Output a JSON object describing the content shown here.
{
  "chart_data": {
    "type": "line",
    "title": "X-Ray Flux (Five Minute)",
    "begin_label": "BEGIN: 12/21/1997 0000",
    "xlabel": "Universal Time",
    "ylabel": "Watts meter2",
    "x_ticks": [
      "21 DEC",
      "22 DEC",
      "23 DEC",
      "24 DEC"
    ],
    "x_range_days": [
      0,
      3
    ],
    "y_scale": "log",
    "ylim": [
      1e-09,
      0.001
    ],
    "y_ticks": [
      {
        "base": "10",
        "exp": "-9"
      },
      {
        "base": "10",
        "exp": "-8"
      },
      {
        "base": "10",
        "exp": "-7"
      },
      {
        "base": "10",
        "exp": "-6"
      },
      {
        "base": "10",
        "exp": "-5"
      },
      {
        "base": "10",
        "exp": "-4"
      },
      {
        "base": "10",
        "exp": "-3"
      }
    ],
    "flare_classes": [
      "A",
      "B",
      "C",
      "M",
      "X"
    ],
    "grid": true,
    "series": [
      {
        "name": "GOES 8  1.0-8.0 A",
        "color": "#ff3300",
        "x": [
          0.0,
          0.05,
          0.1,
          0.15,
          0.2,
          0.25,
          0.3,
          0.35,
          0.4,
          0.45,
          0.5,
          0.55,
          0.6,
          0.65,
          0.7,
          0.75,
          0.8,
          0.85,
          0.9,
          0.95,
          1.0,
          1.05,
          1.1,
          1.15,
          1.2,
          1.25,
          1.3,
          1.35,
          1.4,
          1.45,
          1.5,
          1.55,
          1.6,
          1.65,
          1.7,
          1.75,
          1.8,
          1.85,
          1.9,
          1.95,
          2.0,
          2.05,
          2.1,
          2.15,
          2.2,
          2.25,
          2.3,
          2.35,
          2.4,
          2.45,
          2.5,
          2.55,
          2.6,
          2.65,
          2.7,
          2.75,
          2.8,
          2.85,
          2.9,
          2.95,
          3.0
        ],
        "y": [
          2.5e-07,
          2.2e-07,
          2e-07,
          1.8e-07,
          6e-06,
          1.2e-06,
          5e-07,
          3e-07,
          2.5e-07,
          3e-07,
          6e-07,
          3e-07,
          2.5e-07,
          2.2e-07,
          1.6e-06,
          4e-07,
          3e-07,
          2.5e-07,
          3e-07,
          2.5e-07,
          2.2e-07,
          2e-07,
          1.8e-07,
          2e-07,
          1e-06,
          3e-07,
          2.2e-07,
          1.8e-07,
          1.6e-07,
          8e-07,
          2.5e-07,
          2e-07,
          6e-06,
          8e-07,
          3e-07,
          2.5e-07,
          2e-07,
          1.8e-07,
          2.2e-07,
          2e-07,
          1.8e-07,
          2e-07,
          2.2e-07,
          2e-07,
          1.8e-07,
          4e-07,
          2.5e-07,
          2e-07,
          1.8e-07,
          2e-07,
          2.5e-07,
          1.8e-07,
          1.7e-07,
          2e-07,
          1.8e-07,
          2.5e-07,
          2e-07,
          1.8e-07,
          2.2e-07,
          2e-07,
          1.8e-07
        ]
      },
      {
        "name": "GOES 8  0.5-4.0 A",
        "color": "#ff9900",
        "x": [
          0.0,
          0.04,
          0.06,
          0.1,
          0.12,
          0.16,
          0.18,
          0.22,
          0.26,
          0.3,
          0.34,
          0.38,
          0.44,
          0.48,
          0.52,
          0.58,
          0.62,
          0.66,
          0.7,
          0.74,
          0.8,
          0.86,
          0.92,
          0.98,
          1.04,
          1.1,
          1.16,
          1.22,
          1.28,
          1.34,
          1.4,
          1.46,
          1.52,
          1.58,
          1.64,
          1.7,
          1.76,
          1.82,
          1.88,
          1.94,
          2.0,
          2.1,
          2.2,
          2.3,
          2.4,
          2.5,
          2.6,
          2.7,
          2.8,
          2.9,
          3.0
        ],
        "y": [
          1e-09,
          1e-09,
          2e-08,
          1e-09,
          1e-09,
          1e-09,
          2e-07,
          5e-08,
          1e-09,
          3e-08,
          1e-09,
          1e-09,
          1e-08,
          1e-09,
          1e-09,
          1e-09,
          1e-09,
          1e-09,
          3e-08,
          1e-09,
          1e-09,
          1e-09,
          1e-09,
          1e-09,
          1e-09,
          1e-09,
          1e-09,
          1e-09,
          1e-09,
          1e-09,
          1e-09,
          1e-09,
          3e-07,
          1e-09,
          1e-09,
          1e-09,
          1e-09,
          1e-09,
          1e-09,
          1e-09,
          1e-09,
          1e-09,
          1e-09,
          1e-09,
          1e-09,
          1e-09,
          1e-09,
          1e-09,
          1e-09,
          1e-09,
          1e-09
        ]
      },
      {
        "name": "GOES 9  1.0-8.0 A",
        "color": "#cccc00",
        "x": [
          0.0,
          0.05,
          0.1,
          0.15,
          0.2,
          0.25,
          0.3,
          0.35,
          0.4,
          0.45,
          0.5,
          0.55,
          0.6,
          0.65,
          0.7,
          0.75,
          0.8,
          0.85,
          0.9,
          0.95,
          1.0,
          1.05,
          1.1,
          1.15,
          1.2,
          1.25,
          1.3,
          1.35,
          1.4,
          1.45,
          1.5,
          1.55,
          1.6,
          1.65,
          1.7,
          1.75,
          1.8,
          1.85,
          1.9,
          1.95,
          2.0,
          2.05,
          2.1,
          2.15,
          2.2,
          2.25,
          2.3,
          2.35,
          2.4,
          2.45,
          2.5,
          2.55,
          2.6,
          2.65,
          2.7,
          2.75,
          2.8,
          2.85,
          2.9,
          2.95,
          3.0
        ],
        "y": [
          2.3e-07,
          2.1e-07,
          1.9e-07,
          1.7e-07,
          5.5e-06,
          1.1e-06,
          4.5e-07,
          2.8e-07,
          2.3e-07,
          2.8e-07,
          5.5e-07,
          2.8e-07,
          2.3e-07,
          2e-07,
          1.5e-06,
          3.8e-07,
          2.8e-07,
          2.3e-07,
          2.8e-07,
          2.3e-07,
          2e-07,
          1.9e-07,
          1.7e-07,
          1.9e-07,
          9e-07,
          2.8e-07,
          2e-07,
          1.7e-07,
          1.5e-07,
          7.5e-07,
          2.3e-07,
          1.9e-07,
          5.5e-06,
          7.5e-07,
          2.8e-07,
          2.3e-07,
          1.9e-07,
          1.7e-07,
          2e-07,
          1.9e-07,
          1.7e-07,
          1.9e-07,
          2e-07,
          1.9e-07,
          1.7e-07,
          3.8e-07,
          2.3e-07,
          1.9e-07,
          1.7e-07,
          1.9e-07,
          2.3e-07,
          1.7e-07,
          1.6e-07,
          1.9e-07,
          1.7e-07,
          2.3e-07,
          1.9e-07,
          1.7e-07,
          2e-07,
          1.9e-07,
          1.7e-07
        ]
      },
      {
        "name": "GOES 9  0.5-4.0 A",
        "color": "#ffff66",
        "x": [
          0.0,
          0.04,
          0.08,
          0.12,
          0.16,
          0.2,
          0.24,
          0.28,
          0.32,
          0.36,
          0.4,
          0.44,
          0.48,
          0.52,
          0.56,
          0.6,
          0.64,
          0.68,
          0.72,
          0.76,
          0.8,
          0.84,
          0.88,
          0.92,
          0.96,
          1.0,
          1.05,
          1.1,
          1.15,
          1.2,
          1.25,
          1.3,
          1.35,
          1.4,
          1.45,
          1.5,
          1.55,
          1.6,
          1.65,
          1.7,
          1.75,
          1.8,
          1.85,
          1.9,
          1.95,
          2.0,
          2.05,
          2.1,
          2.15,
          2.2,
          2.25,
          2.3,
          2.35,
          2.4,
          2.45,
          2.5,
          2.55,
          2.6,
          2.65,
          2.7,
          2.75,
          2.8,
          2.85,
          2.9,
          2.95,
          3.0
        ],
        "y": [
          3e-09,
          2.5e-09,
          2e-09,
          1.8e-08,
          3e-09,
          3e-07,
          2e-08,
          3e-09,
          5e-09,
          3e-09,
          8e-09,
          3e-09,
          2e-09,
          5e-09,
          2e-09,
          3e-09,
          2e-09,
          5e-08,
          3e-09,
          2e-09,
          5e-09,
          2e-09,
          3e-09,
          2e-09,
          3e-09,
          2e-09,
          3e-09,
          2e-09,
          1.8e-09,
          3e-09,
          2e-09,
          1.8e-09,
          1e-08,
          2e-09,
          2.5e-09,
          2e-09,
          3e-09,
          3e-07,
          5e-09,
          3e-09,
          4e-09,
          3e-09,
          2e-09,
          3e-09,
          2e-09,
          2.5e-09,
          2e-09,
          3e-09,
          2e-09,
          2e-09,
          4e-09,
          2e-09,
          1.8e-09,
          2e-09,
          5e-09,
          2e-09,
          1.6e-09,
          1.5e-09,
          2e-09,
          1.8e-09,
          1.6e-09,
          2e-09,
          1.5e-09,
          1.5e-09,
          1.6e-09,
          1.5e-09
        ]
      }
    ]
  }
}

--*--

• [Written instruction]: Show all lines in the entries above where the word "color" appears.

• [Answer to this problem]:
        "color": "#ff3300",
        "color": "#ff9900",
        "color": "#cccc00",
        "color": "#ffff66",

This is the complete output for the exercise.